>> start

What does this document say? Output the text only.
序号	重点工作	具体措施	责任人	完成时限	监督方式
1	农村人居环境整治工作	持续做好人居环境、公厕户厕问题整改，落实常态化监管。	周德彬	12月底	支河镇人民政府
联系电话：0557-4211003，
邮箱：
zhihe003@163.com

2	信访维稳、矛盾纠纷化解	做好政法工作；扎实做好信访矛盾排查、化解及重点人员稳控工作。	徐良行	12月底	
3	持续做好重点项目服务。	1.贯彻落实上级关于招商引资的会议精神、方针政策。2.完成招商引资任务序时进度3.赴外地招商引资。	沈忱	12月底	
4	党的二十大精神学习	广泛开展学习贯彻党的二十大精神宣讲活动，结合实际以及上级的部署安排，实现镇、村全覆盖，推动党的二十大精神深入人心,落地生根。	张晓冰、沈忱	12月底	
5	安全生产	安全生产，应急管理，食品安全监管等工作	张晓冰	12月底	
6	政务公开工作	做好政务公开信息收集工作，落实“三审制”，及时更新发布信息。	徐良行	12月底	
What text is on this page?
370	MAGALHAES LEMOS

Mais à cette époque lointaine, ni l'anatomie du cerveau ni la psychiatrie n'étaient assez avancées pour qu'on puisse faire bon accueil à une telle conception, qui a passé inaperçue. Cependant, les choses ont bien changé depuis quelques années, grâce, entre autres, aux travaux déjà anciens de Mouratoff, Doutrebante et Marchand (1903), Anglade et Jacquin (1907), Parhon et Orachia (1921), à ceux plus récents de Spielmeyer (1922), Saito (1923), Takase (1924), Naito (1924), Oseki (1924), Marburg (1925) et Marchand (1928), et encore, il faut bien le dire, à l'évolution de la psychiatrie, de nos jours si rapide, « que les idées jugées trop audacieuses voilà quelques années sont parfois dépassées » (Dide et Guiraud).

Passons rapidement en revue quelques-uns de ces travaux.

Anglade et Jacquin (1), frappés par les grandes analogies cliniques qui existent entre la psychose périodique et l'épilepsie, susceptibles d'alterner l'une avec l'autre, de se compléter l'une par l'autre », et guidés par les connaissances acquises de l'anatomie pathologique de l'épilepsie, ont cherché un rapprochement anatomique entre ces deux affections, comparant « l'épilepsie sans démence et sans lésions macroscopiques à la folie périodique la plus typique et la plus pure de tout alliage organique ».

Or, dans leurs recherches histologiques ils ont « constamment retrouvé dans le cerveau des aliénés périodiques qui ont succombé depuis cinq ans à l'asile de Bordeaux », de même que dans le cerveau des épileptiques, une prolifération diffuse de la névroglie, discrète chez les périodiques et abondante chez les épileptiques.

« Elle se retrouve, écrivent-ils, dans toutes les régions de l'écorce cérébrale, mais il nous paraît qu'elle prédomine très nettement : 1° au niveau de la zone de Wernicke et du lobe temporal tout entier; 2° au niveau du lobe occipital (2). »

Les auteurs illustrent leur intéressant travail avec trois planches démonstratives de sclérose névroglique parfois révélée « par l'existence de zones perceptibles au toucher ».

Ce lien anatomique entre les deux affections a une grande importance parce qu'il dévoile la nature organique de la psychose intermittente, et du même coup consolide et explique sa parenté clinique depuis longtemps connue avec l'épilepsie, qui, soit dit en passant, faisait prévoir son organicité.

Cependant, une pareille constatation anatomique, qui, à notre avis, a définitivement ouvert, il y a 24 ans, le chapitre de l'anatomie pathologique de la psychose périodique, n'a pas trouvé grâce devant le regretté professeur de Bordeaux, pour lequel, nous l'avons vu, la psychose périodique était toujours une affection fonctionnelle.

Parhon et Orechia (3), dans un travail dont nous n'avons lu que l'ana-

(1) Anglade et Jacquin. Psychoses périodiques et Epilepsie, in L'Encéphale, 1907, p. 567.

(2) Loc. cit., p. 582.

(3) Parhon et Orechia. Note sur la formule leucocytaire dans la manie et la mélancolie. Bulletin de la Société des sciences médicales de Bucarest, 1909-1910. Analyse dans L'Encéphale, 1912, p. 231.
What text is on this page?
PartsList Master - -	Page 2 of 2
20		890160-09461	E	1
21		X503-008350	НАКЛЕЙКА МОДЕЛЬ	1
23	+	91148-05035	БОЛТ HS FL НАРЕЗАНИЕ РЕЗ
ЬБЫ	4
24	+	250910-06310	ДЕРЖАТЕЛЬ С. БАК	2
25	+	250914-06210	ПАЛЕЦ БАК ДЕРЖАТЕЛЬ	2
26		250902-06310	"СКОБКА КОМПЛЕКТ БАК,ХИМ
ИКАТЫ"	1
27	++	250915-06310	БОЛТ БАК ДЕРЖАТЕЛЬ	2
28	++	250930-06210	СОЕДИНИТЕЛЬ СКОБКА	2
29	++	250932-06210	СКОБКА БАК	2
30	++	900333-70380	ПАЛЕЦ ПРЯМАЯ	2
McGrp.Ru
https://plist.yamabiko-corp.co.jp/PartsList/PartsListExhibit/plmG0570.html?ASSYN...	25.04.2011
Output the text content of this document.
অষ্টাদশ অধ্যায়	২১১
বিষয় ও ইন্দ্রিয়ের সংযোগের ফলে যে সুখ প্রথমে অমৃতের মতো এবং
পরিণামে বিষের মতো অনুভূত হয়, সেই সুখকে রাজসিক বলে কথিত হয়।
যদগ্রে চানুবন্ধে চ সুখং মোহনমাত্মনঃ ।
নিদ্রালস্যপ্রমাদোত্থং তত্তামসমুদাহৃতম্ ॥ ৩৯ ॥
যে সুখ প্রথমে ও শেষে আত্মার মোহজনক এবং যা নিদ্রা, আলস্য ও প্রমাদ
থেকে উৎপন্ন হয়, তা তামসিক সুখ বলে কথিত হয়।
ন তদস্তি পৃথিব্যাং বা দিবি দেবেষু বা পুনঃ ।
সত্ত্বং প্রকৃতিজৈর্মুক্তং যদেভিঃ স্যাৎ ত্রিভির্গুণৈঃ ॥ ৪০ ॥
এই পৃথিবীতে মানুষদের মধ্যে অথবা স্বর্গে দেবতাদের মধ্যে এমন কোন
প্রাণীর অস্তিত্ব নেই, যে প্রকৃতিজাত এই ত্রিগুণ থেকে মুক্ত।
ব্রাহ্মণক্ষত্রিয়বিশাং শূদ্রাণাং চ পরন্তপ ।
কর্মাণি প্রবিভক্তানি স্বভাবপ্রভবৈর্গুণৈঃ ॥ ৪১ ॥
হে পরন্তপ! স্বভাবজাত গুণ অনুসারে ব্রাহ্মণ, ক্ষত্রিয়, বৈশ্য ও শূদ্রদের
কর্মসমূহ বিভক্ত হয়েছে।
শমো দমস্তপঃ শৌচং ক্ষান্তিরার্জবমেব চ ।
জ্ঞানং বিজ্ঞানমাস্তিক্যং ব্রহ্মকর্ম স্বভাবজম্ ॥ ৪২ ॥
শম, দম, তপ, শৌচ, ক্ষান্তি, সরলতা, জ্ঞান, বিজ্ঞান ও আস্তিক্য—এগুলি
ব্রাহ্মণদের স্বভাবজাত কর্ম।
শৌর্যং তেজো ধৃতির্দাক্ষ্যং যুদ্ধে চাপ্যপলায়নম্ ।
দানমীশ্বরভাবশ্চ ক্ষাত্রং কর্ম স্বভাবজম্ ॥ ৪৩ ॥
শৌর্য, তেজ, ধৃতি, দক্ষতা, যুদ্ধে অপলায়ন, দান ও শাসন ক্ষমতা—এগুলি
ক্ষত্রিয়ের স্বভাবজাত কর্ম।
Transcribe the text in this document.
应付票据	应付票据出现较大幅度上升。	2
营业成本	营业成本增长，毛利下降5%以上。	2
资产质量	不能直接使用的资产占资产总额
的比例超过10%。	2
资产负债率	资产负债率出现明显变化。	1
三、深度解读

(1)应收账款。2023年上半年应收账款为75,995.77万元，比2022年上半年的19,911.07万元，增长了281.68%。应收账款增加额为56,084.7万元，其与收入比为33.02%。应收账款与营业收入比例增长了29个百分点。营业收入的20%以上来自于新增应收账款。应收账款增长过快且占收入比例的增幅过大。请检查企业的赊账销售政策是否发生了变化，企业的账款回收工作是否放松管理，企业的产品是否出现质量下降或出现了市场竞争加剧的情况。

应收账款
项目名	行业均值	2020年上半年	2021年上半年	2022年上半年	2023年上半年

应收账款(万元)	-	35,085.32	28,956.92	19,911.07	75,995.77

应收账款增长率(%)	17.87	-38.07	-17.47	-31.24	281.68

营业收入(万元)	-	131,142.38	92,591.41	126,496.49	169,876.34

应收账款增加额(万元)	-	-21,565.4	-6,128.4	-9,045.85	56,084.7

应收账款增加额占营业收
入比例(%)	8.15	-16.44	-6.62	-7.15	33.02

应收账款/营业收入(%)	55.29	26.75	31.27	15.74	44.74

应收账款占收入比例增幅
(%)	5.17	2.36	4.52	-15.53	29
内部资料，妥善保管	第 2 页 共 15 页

>> end

▸ What the task requires: Sift the material for lines with the string "Output". Copy each one found.

▸ Response to this task:
What does this document say? Output the text only.
Output the text content of this document.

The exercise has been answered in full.